> _TO BE DONE_
Show each line of the data below that has the string "Pimentón" in it.

> _Extracted data entries_
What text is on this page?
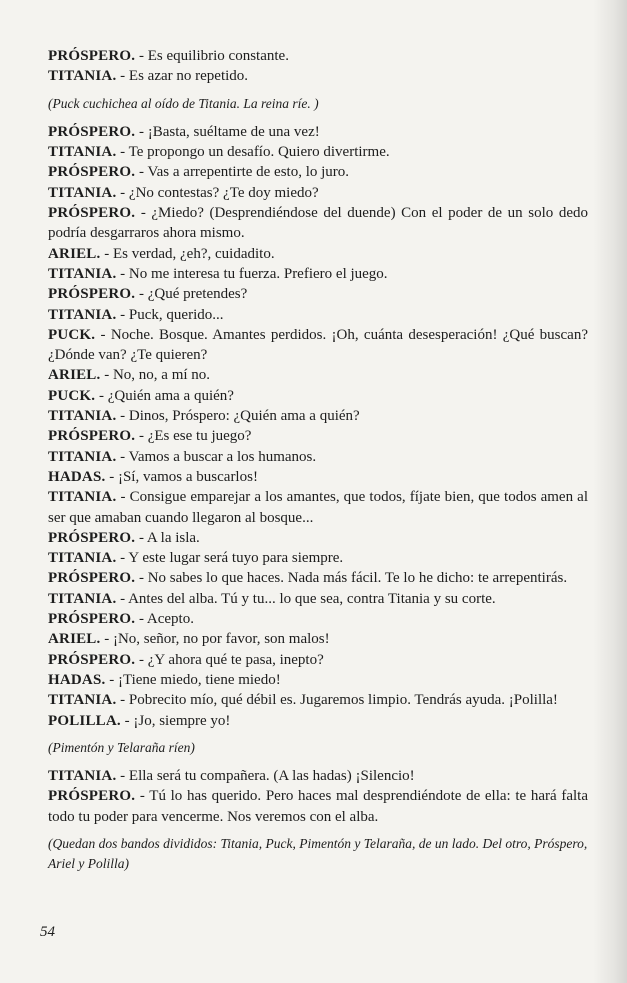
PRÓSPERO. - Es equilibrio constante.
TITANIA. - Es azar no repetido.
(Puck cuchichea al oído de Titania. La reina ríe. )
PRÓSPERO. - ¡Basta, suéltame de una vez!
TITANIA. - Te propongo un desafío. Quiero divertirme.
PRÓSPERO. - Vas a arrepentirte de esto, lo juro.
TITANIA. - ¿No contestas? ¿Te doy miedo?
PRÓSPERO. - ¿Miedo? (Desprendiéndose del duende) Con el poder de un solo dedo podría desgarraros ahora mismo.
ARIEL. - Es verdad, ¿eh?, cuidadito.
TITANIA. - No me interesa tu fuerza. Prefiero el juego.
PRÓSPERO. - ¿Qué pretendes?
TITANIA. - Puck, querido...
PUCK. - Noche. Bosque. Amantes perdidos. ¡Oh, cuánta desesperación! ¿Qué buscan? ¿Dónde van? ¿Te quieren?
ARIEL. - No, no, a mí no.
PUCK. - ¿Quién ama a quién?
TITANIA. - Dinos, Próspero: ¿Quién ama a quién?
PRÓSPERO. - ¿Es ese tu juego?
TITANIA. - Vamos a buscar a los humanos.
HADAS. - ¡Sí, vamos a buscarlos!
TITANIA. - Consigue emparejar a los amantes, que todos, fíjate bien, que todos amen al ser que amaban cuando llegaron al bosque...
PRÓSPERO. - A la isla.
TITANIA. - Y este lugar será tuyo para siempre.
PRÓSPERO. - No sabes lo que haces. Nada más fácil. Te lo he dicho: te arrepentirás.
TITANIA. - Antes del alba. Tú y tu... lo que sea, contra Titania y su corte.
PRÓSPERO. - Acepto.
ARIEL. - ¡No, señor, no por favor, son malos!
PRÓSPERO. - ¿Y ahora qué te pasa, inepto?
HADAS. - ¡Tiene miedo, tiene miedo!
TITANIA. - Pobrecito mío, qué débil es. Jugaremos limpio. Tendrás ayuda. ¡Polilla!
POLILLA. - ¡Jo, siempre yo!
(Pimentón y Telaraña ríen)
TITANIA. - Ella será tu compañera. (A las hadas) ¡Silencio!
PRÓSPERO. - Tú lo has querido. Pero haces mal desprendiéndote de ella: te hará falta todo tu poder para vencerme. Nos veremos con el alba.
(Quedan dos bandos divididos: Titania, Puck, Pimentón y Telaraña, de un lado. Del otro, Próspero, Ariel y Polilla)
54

==

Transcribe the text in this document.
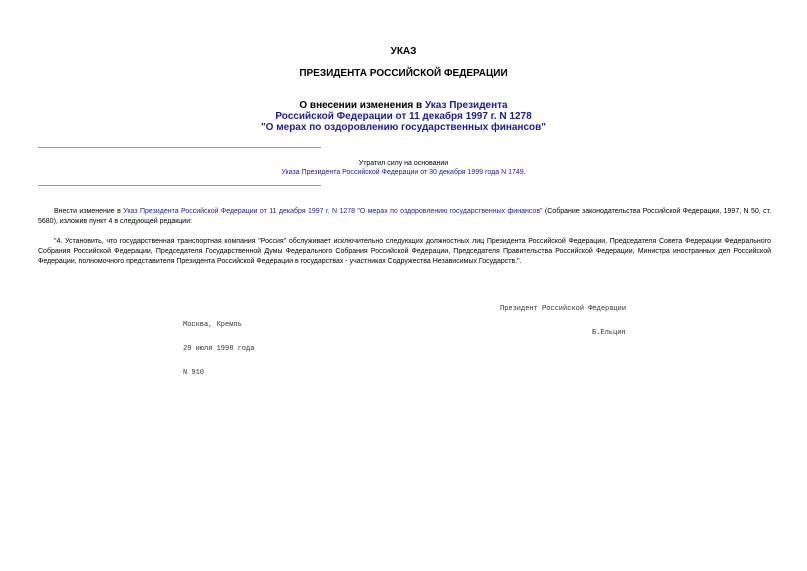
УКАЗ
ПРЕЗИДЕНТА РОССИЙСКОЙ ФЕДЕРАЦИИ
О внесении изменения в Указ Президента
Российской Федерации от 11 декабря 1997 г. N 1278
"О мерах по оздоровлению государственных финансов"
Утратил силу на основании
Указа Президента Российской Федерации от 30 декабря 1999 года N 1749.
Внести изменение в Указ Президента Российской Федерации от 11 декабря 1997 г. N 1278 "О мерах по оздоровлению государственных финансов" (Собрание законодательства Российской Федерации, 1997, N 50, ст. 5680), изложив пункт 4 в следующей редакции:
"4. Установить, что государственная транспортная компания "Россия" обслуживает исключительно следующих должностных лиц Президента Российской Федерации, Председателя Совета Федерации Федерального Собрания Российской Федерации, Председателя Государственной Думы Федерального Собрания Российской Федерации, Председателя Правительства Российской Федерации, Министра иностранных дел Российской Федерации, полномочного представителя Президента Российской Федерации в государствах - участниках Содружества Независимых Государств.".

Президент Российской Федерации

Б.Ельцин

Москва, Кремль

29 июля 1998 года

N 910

> _THE COMPLETED TASK_
(Pimentón y Telaraña ríen)
(Quedan dos bandos divididos: Titania, Puck, Pimentón y Telaraña, de un lado. Del otro, Próspero, Ariel y Polilla)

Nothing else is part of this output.